_Consigne_:
Reproduisez fidèlement tout ce qui, dans l'entretien ci-dessous, s'étend de « Ce n’est pas » jusqu'à « en 8 tomes. ».

On vous a sans doute déjà posé cette question de nombreuses fois, mais vous écrivez en français alors que vous ne pratiquiez pas cette langue avant d’arriver en France à l’âge de 19 ans. Quel enjeu y a-t-il pour vous à s’exprimer dans une langue qui n’est pas votre premier idiome ?

Ce n’est pas le premier, mais cela commence à devenir le principal ! Pendant mon enfance, le français a longtemps été une langue fantasmée : j’écoutais des chanteurs français et, c’est un cliché mais c’est ainsi, cela me semblait être la langue de l’amour. Et puis je l’ai apprise, cette langue, et après 10 ans de séparation, elle a été la langue de mon retour à l’écriture. J’ai aussi découvert une liberté particulière dans l’usage d’une langue qui n’a pas été dressée par l’apprentissage scolaire : je peux choisir des mots pour leur musique, pour leur graphie, je peux tordre les codes avec sincérité, et non par volonté de déconstruction.



Irina Teodorescu à propos de ses lectures



Quel est le livre qui vous a donné envie d’écrire ?

Les Jalna, de Mazo De la Roche. Un roman fleuve en 8 tomes.



Quel est le livre que vous auriez rêvé écrire ?

L’Amant, de Marguerite Duras. "Le Léopard des neiges, de Peter Matthiessen.



Quelle est votre première grande découverte littéraire ?

Gone with the wind, de Margaret Mitchell. Le titre en français est Autant en emporte le vent, mais je ne l’aime pas, il ne veut pas du tout dire la même chose : il parle de désillusions et de vanités alors que l’original n’a pas de jugement moral, il n’évoque que la disparition.

_Matériel recueilli_:
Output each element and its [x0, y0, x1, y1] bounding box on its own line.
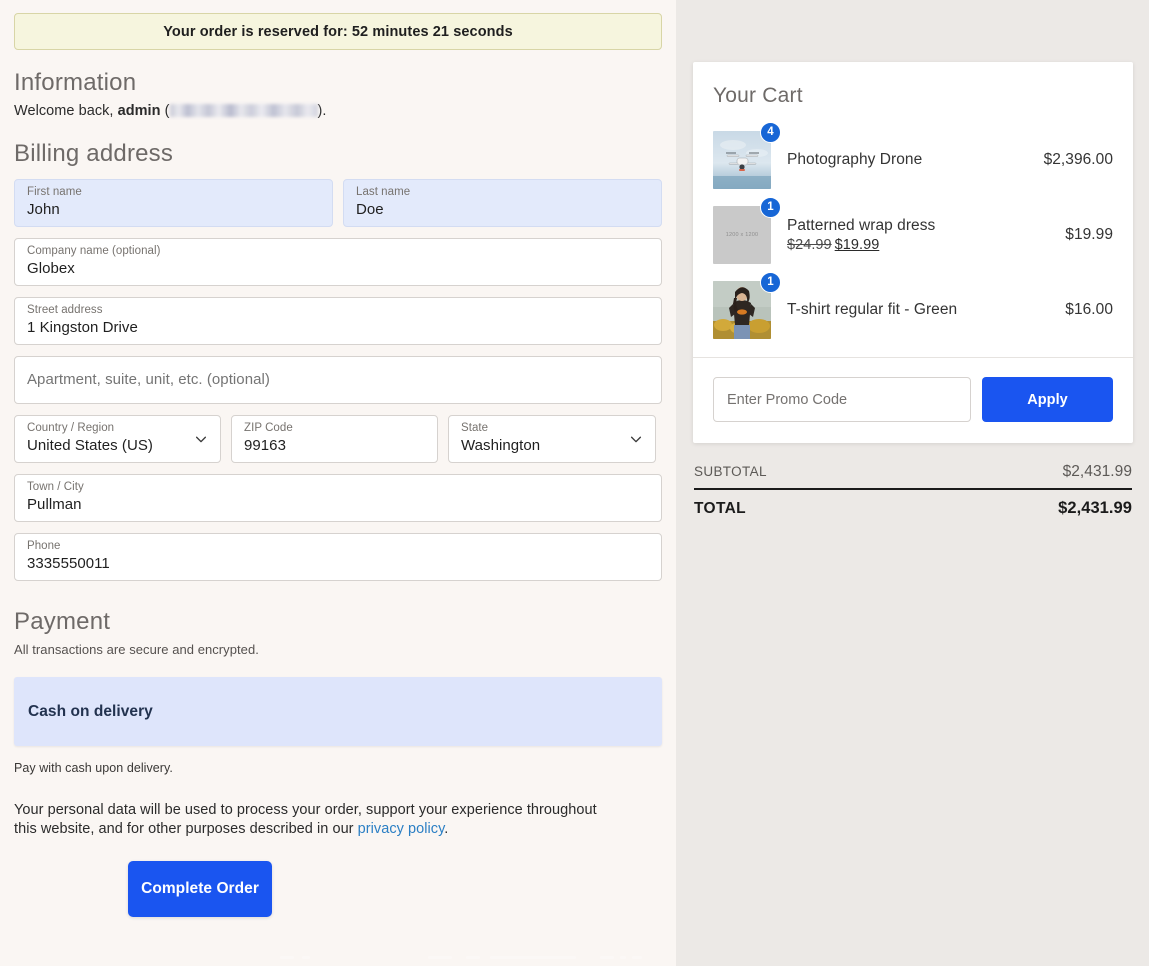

_Réponse attendue_:
Ce n’est pas le premier, mais cela commence à devenir le principal ! Pendant mon enfance, le français a longtemps été une langue fantasmée : j’écoutais des chanteurs français et, c’est un cliché mais c’est ainsi, cela me semblait être la langue de l’amour. Et puis je l’ai apprise, cette langue, et après 10 ans de séparation, elle a été la langue de mon retour à l’écriture. J’ai aussi découvert une liberté particulière dans l’usage d’une langue qui n’a pas été dressée par l’apprentissage scolaire : je peux choisir des mots pour leur musique, pour leur graphie, je peux tordre les codes avec sincérité, et non par volonté de déconstruction.



Irina Teodorescu à propos de ses lectures



Quel est le livre qui vous a donné envie d’écrire ?

Les Jalna, de Mazo De la Roche. Un roman fleuve en 8 tomes.